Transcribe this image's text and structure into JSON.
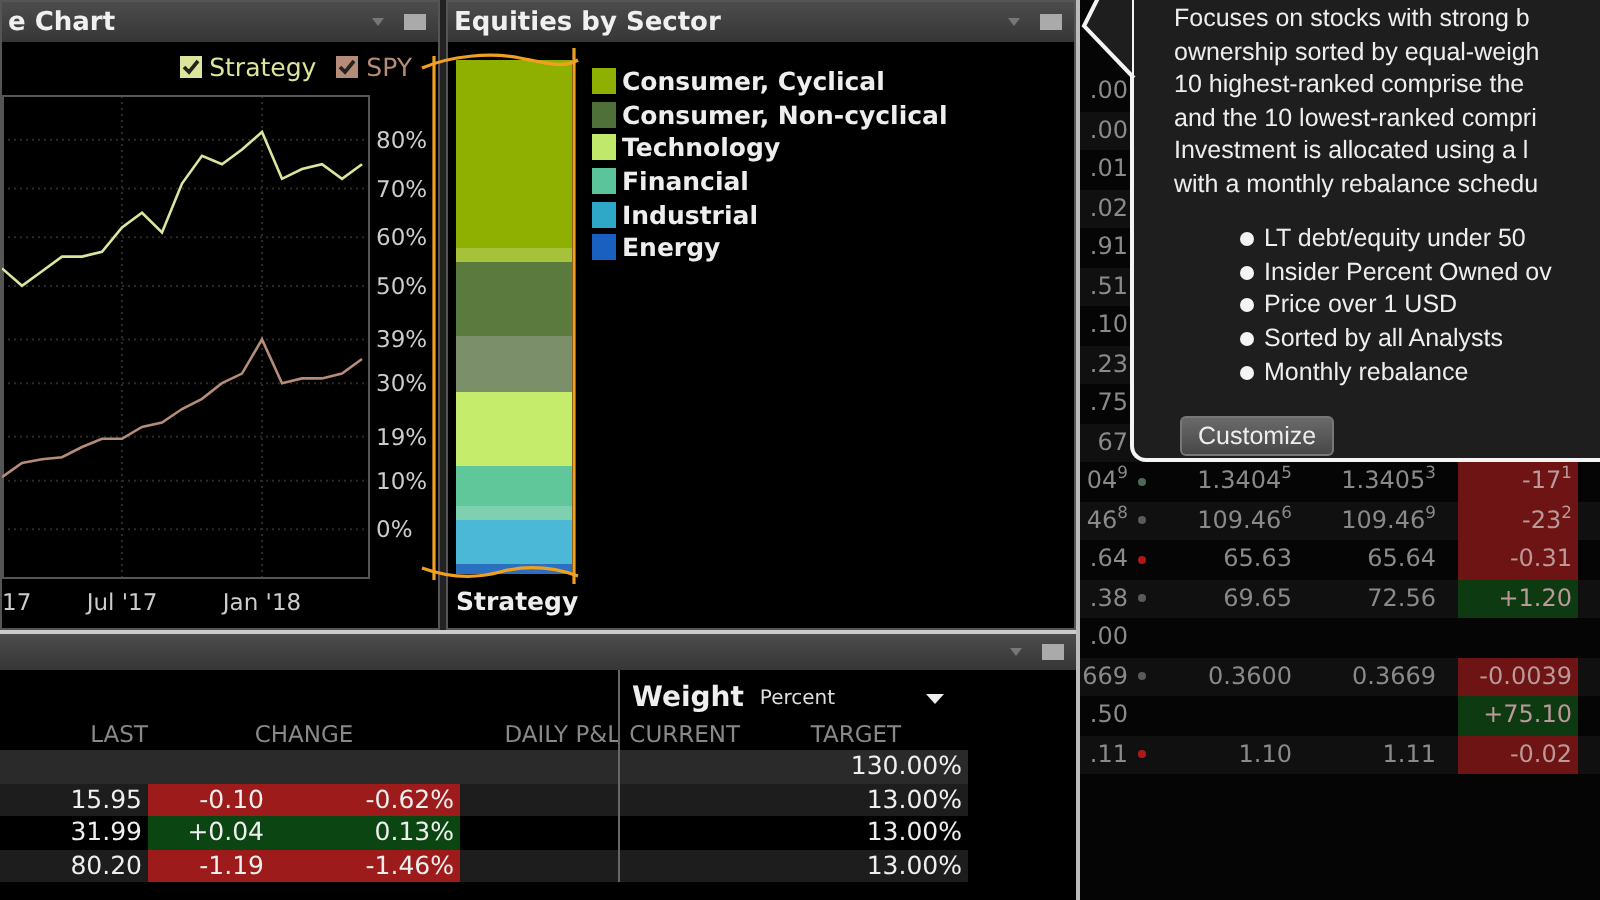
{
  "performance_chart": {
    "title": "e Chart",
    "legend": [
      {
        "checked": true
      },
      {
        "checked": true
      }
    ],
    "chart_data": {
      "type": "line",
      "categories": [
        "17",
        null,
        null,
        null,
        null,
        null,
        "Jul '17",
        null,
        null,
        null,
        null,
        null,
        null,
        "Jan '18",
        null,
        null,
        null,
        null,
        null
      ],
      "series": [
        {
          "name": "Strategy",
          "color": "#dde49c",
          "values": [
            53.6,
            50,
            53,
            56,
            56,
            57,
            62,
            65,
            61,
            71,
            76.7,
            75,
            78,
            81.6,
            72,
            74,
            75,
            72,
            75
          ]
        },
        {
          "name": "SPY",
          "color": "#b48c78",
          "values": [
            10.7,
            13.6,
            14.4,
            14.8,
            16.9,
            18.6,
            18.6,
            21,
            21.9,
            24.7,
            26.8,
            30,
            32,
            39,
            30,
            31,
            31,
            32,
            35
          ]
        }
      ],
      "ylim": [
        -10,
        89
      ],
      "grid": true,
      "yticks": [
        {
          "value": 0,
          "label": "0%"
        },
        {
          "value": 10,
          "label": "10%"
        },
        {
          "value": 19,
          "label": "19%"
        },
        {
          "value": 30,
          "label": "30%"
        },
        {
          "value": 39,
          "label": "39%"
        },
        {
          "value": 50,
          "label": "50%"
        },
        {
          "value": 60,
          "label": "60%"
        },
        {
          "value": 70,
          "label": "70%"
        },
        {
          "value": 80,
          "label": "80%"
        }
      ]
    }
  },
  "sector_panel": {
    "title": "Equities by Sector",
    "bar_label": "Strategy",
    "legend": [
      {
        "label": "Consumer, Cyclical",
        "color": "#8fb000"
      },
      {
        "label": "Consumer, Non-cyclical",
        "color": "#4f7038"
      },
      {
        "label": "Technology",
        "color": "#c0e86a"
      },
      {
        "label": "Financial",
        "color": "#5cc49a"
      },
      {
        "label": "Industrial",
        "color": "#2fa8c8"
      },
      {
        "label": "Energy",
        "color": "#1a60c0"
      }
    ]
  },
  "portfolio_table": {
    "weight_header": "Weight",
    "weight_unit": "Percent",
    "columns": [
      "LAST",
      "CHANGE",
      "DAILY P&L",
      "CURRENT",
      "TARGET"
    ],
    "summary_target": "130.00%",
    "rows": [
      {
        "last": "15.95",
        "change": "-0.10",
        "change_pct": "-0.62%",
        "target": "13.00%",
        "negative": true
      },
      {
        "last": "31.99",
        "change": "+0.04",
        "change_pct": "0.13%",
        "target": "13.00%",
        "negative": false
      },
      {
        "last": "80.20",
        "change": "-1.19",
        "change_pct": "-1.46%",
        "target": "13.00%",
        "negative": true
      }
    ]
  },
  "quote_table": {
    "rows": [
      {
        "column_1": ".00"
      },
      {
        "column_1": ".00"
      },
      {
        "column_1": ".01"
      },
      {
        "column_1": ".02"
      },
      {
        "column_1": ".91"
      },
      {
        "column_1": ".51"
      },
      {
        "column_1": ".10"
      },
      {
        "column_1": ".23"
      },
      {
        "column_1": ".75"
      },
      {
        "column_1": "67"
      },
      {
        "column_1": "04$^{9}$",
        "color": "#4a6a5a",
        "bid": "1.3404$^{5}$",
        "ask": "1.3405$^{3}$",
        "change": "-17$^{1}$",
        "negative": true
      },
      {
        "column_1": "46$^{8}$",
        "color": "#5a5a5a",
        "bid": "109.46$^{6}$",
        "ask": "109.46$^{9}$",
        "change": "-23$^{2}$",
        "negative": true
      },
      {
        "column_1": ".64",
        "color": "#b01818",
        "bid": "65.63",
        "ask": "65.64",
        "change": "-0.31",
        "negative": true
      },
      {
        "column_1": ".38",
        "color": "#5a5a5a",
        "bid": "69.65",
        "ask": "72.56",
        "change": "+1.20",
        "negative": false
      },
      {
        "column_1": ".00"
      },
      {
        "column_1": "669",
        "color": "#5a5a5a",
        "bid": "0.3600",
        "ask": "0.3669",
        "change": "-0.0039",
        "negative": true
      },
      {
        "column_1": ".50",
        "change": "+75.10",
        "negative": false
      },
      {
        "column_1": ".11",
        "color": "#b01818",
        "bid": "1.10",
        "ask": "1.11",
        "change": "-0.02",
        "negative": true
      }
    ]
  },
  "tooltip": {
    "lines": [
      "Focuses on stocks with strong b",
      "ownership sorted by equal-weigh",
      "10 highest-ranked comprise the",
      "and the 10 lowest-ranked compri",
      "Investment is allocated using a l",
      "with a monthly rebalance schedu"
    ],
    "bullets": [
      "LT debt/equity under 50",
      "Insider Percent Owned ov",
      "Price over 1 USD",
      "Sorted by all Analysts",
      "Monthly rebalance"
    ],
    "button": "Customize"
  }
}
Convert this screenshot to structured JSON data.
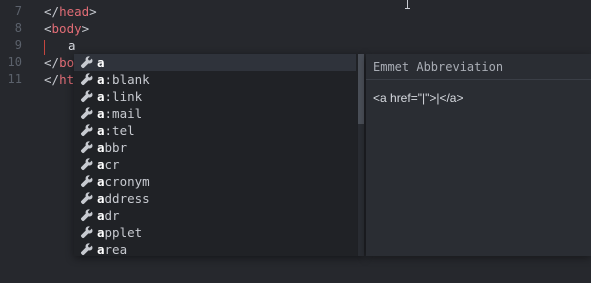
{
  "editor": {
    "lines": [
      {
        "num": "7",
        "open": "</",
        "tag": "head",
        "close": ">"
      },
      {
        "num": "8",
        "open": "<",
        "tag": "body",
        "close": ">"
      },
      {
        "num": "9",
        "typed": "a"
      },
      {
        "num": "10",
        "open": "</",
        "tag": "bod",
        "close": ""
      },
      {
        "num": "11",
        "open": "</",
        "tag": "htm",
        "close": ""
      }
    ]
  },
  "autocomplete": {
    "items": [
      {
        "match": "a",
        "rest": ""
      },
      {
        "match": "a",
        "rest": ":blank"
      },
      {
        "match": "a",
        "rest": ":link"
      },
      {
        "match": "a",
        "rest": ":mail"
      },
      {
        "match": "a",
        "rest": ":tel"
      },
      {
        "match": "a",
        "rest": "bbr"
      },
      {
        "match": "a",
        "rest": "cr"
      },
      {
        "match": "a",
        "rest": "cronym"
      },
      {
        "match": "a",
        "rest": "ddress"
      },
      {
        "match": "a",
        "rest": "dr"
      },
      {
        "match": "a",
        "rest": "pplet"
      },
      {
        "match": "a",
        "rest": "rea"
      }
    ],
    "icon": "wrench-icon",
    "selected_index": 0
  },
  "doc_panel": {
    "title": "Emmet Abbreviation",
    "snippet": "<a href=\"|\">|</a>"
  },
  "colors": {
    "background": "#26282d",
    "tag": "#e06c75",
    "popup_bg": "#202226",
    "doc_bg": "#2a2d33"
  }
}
--*--
Look through the data above. Find each line with the string "title" and copy it.

• Exercise solution:
    "title": "e Chart",
    "title": "Equities by Sector",
    "title": "Emmet Abbreviation",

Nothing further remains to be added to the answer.